Restate the material word for word and leave out anything that is a picture.

[Items from a data source]
▼

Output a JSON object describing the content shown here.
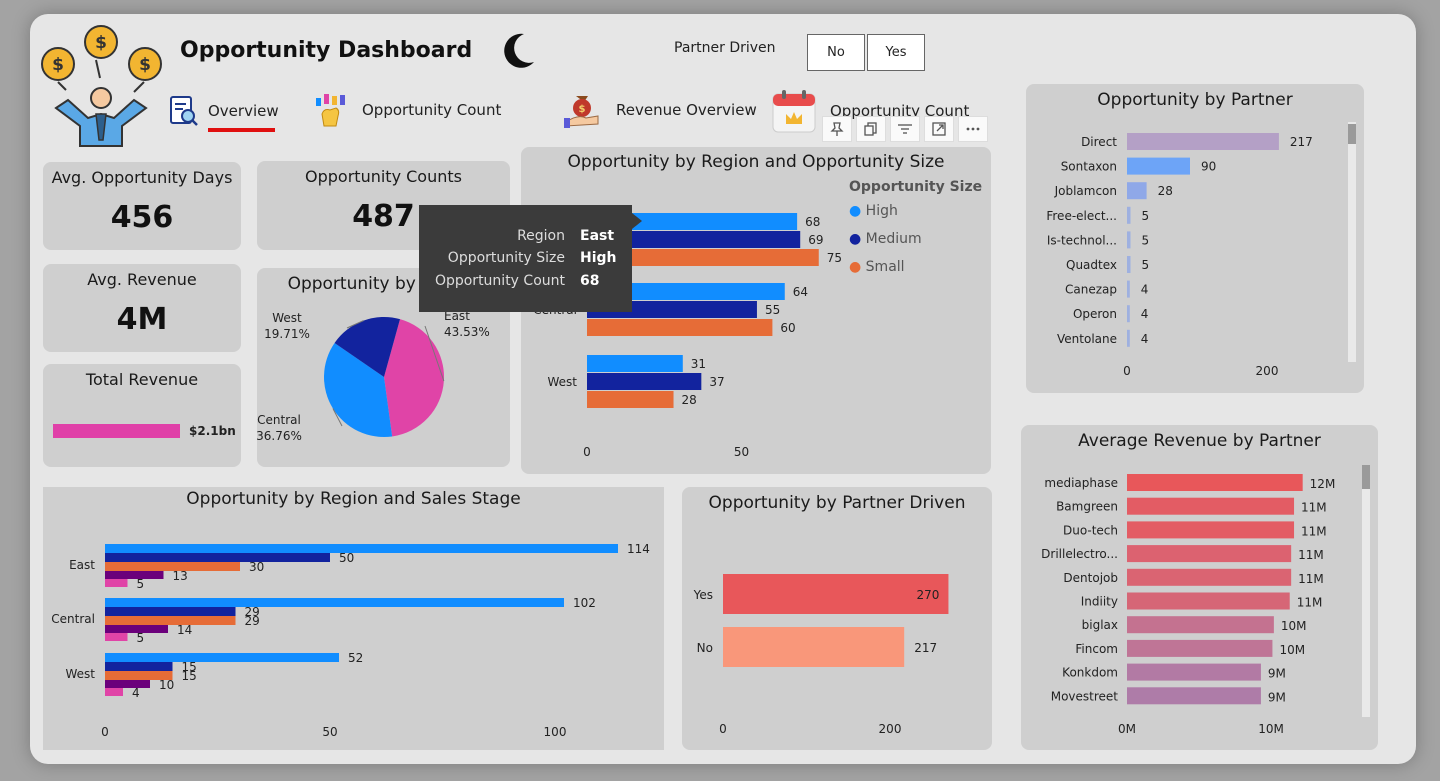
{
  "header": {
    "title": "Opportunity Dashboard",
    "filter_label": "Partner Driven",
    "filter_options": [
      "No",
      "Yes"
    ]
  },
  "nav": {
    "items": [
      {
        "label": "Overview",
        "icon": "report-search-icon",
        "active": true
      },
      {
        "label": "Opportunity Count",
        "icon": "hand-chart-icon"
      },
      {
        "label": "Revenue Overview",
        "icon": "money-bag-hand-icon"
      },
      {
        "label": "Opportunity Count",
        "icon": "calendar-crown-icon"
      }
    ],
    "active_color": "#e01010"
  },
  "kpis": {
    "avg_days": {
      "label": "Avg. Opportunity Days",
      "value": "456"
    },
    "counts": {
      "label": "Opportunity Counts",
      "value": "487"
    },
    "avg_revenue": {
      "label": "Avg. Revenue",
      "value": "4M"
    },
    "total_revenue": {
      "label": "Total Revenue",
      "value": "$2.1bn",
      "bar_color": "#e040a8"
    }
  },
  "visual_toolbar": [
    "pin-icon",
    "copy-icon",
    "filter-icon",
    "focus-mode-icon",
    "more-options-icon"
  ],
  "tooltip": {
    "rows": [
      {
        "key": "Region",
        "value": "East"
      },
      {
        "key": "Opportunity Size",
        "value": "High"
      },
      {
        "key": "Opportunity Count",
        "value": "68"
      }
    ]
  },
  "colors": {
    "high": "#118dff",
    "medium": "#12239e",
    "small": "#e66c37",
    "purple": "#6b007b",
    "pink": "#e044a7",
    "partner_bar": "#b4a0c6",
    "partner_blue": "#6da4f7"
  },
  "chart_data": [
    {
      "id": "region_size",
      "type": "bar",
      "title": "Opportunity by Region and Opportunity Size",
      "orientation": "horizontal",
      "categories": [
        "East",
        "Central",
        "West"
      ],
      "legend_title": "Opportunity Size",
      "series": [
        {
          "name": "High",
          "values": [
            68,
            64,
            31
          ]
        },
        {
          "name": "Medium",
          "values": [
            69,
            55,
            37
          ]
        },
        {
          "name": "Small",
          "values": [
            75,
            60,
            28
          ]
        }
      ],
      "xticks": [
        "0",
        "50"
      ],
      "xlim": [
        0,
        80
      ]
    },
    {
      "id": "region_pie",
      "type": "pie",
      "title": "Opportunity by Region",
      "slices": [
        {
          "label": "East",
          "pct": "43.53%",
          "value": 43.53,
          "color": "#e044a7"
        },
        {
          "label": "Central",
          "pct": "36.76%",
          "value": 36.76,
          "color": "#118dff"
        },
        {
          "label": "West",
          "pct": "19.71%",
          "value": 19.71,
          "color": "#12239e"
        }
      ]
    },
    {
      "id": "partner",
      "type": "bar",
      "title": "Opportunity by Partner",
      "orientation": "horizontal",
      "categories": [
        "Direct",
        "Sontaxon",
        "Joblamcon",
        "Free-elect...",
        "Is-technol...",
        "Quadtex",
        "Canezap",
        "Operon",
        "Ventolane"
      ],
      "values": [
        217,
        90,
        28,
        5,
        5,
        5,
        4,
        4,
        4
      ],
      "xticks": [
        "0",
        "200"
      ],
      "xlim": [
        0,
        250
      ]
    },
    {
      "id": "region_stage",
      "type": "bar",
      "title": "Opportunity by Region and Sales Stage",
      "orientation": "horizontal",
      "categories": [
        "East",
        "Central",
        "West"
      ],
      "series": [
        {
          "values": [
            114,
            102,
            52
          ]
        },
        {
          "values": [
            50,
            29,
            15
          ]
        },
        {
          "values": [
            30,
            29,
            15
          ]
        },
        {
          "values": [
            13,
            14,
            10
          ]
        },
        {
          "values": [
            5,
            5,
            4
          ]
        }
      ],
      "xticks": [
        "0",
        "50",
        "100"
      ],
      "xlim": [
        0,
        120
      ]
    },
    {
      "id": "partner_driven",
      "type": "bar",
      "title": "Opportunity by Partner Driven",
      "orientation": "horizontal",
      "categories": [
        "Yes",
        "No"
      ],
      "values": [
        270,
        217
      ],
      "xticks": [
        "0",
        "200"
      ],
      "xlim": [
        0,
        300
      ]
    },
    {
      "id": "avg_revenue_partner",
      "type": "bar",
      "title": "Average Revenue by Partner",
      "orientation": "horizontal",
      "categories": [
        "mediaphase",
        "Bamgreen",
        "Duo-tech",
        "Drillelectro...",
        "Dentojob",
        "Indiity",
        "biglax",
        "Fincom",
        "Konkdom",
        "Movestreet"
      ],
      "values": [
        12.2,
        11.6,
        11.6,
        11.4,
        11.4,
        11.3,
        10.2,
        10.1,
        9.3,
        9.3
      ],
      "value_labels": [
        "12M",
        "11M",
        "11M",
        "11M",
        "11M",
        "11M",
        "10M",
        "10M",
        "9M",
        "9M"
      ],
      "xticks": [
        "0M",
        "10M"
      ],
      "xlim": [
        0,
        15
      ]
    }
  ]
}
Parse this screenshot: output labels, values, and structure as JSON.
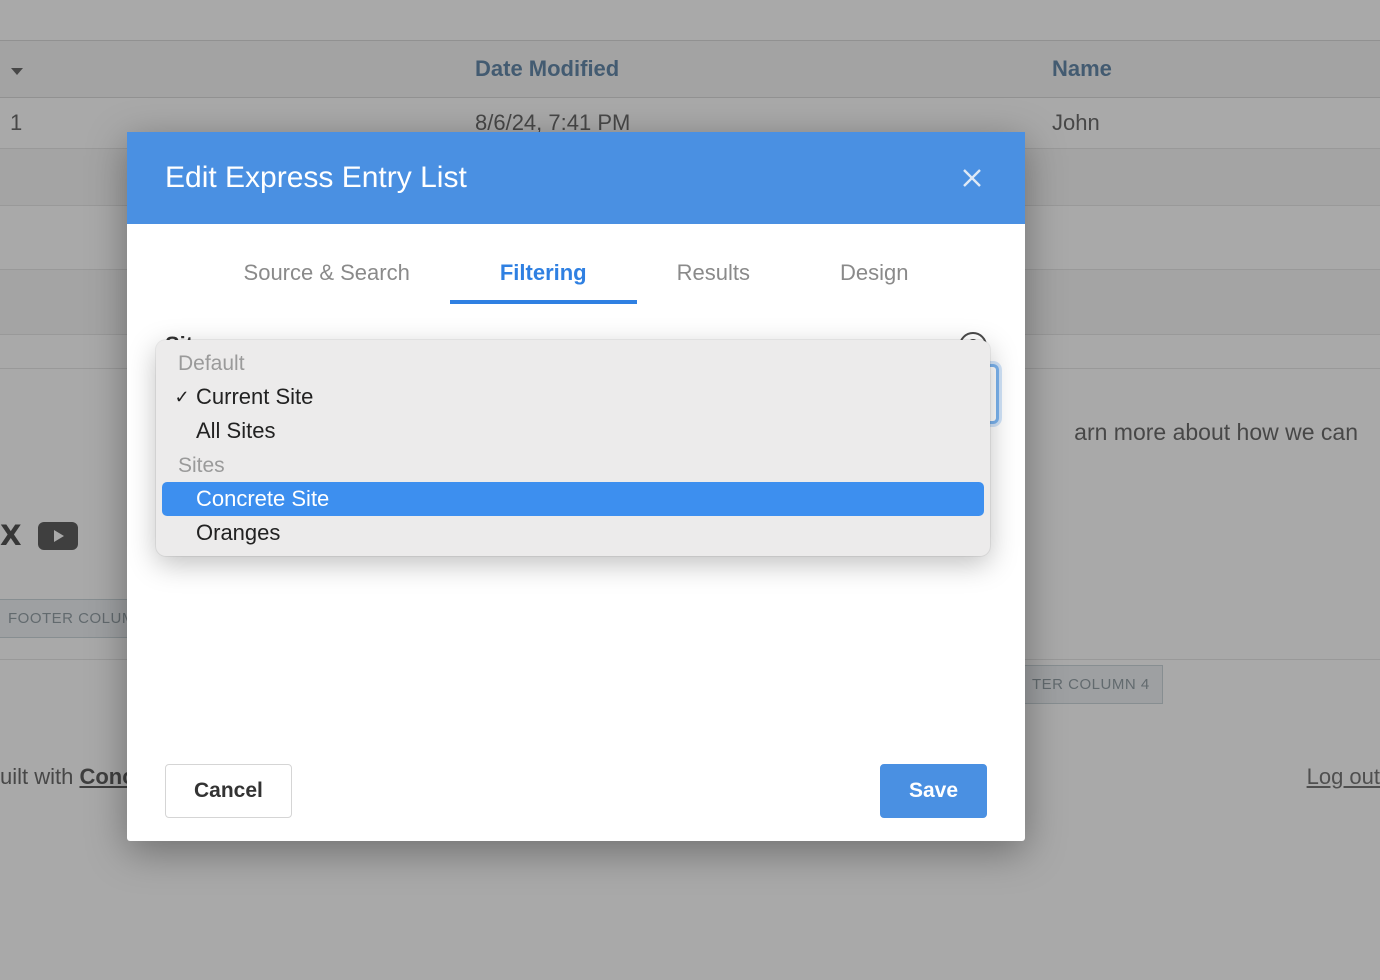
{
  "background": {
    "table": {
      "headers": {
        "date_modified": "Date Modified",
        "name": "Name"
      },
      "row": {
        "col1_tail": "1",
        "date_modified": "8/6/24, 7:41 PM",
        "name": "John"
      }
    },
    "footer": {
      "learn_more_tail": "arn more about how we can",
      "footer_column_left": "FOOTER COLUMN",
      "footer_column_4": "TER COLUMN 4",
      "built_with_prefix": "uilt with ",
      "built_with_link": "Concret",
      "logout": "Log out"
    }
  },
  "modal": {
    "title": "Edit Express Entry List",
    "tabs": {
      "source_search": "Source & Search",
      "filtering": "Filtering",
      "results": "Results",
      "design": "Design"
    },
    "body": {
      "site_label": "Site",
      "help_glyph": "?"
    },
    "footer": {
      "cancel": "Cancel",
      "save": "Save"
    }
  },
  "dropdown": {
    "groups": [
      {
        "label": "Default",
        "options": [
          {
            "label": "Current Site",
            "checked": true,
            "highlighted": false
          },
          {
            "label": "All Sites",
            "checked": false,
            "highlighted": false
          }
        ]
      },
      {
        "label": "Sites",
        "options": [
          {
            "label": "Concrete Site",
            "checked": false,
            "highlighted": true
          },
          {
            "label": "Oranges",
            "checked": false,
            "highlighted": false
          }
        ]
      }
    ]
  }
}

▲

* [Answer]
Output a JSON object describing the content shown here.
{
  "header": {
    "title": "Opportunity Dashboard",
    "filter_label": "Partner Driven",
    "filter_options": [
      "No",
      "Yes"
    ]
  },
  "nav": {
    "items": [
      {
        "label": "Overview",
        "icon": "report-search-icon",
        "active": true
      },
      {
        "label": "Opportunity Count",
        "icon": "hand-chart-icon"
      },
      {
        "label": "Revenue Overview",
        "icon": "money-bag-hand-icon"
      },
      {
        "label": "Opportunity Count",
        "icon": "calendar-crown-icon"
      }
    ],
    "active_color": "#e01010"
  },
  "kpis": {
    "avg_days": {
      "label": "Avg. Opportunity Days",
      "value": "456"
    },
    "counts": {
      "label": "Opportunity Counts",
      "value": "487"
    },
    "avg_revenue": {
      "label": "Avg. Revenue",
      "value": "4M"
    },
    "total_revenue": {
      "label": "Total Revenue",
      "value": "$2.1bn",
      "bar_color": "#e040a8"
    }
  },
  "visual_toolbar": [
    "pin-icon",
    "copy-icon",
    "filter-icon",
    "focus-mode-icon",
    "more-options-icon"
  ],
  "tooltip": {
    "rows": [
      {
        "key": "Region",
        "value": "East"
      },
      {
        "key": "Opportunity Size",
        "value": "High"
      },
      {
        "key": "Opportunity Count",
        "value": "68"
      }
    ]
  },
  "colors": {
    "high": "#118dff",
    "medium": "#12239e",
    "small": "#e66c37",
    "purple": "#6b007b",
    "pink": "#e044a7",
    "partner_bar": "#b4a0c6",
    "partner_blue": "#6da4f7"
  },
  "chart_data": [
    {
      "id": "region_size",
      "type": "bar",
      "title": "Opportunity by Region and Opportunity Size",
      "orientation": "horizontal",
      "categories": [
        "East",
        "Central",
        "West"
      ],
      "legend_title": "Opportunity Size",
      "series": [
        {
          "name": "High",
          "values": [
            68,
            64,
            31
          ]
        },
        {
          "name": "Medium",
          "values": [
            69,
            55,
            37
          ]
        },
        {
          "name": "Small",
          "values": [
            75,
            60,
            28
          ]
        }
      ],
      "xticks": [
        "0",
        "50"
      ],
      "xlim": [
        0,
        80
      ]
    },
    {
      "id": "region_pie",
      "type": "pie",
      "title": "Opportunity by Region",
      "slices": [
        {
          "label": "East",
          "pct": "43.53%",
          "value": 43.53,
          "color": "#e044a7"
        },
        {
          "label": "Central",
          "pct": "36.76%",
          "value": 36.76,
          "color": "#118dff"
        },
        {
          "label": "West",
          "pct": "19.71%",
          "value": 19.71,
          "color": "#12239e"
        }
      ]
    },
    {
      "id": "partner",
      "type": "bar",
      "title": "Opportunity by Partner",
      "orientation": "horizontal",
      "categories": [
        "Direct",
        "Sontaxon",
        "Joblamcon",
        "Free-elect...",
        "Is-technol...",
        "Quadtex",
        "Canezap",
        "Operon",
        "Ventolane"
      ],
      "values": [
        217,
        90,
        28,
        5,
        5,
        5,
        4,
        4,
        4
      ],
      "xticks": [
        "0",
        "200"
      ],
      "xlim": [
        0,
        250
      ]
    },
    {
      "id": "region_stage",
      "type": "bar",
      "title": "Opportunity by Region and Sales Stage",
      "orientation": "horizontal",
      "categories": [
        "East",
        "Central",
        "West"
      ],
      "series": [
        {
          "values": [
            114,
            102,
            52
          ]
        },
        {
          "values": [
            50,
            29,
            15
          ]
        },
        {
          "values": [
            30,
            29,
            15
          ]
        },
        {
          "values": [
            13,
            14,
            10
          ]
        },
        {
          "values": [
            5,
            5,
            4
          ]
        }
      ],
      "xticks": [
        "0",
        "50",
        "100"
      ],
      "xlim": [
        0,
        120
      ]
    },
    {
      "id": "partner_driven",
      "type": "bar",
      "title": "Opportunity by Partner Driven",
      "orientation": "horizontal",
      "categories": [
        "Yes",
        "No"
      ],
      "values": [
        270,
        217
      ],
      "xticks": [
        "0",
        "200"
      ],
      "xlim": [
        0,
        300
      ]
    },
    {
      "id": "avg_revenue_partner",
      "type": "bar",
      "title": "Average Revenue by Partner",
      "orientation": "horizontal",
      "categories": [
        "mediaphase",
        "Bamgreen",
        "Duo-tech",
        "Drillelectro...",
        "Dentojob",
        "Indiity",
        "biglax",
        "Fincom",
        "Konkdom",
        "Movestreet"
      ],
      "values": [
        12.2,
        11.6,
        11.6,
        11.4,
        11.4,
        11.3,
        10.2,
        10.1,
        9.3,
        9.3
      ],
      "value_labels": [
        "12M",
        "11M",
        "11M",
        "11M",
        "11M",
        "11M",
        "10M",
        "10M",
        "9M",
        "9M"
      ],
      "xticks": [
        "0M",
        "10M"
      ],
      "xlim": [
        0,
        15
      ]
    }
  ]
}
Parse this screenshot: output labels, values, and structure as JSON.
{
  "background": {
    "table": {
      "headers": {
        "date_modified": "Date Modified",
        "name": "Name"
      },
      "row": {
        "col1_tail": "1",
        "date_modified": "8/6/24, 7:41 PM",
        "name": "John"
      }
    },
    "footer": {
      "learn_more_tail": "arn more about how we can",
      "footer_column_left": "FOOTER COLUMN",
      "footer_column_4": "TER COLUMN 4",
      "built_with_prefix": "uilt with ",
      "built_with_link": "Concret",
      "logout": "Log out"
    }
  },
  "modal": {
    "title": "Edit Express Entry List",
    "tabs": {
      "source_search": "Source & Search",
      "filtering": "Filtering",
      "results": "Results",
      "design": "Design"
    },
    "body": {
      "site_label": "Site",
      "help_glyph": "?"
    },
    "footer": {
      "cancel": "Cancel",
      "save": "Save"
    }
  },
  "dropdown": {
    "groups": [
      {
        "label": "Default",
        "options": [
          {
            "label": "Current Site",
            "checked": true,
            "highlighted": false
          },
          {
            "label": "All Sites",
            "checked": false,
            "highlighted": false
          }
        ]
      },
      {
        "label": "Sites",
        "options": [
          {
            "label": "Concrete Site",
            "checked": false,
            "highlighted": true
          },
          {
            "label": "Oranges",
            "checked": false,
            "highlighted": false
          }
        ]
      }
    ]
  }
}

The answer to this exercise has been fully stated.